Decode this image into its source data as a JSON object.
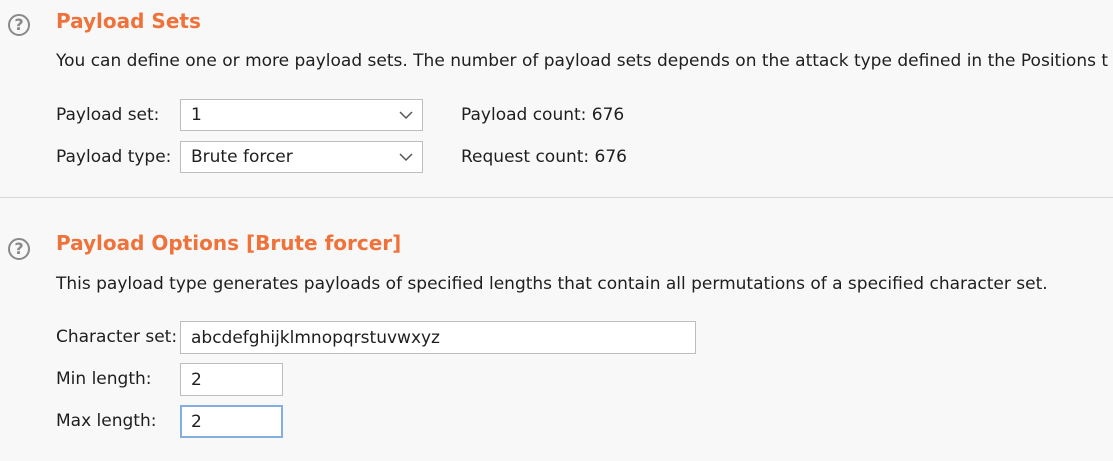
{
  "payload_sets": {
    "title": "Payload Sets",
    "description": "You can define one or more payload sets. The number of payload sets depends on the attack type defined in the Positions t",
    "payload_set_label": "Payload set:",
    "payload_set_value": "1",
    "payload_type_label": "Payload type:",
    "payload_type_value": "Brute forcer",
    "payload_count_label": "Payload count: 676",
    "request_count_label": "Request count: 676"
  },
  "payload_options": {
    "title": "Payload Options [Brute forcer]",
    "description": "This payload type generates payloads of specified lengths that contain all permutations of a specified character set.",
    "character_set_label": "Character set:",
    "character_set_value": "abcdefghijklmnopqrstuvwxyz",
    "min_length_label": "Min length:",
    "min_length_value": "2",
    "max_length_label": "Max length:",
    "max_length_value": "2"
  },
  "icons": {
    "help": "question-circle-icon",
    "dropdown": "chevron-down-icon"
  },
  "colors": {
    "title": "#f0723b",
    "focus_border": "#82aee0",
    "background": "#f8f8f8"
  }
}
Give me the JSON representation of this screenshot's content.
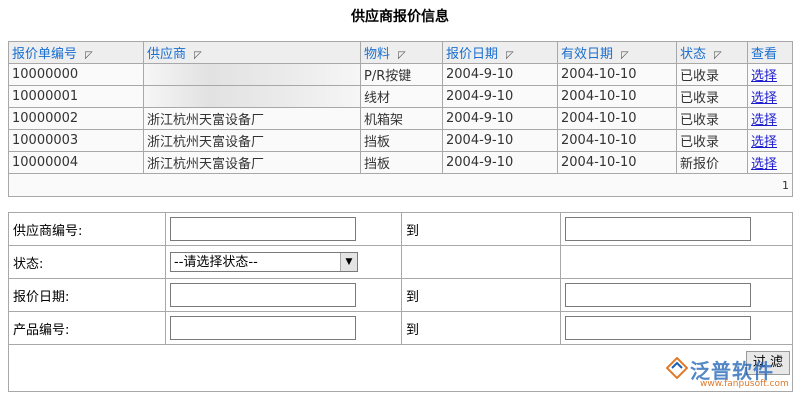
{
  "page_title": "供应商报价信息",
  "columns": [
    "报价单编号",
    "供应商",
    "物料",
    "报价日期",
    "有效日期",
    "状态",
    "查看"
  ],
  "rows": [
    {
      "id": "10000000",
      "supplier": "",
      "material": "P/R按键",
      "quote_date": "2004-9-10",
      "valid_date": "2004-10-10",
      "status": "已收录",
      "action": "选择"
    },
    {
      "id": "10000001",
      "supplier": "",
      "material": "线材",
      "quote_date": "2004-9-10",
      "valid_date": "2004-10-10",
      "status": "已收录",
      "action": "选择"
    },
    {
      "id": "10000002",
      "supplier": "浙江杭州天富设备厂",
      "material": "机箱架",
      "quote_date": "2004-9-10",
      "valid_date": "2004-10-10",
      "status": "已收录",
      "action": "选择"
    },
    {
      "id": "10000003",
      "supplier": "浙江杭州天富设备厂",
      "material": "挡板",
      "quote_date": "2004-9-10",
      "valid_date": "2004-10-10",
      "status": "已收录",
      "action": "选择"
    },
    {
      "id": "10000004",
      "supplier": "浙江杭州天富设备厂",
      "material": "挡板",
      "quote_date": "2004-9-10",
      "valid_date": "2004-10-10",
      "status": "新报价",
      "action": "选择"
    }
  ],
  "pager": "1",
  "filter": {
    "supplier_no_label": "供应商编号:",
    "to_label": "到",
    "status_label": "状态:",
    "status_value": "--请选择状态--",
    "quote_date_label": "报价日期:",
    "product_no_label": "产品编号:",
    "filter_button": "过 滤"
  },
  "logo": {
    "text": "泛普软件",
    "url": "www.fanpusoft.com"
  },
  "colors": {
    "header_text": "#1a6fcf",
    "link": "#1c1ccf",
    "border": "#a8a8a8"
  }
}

=-=-=-=-=

Objective:
Which lines hold the word "JSON"? Show each one.

Exercise output:
Decode this image into its source data as a JSON object.
Give me the JSON representation of this screenshot's content.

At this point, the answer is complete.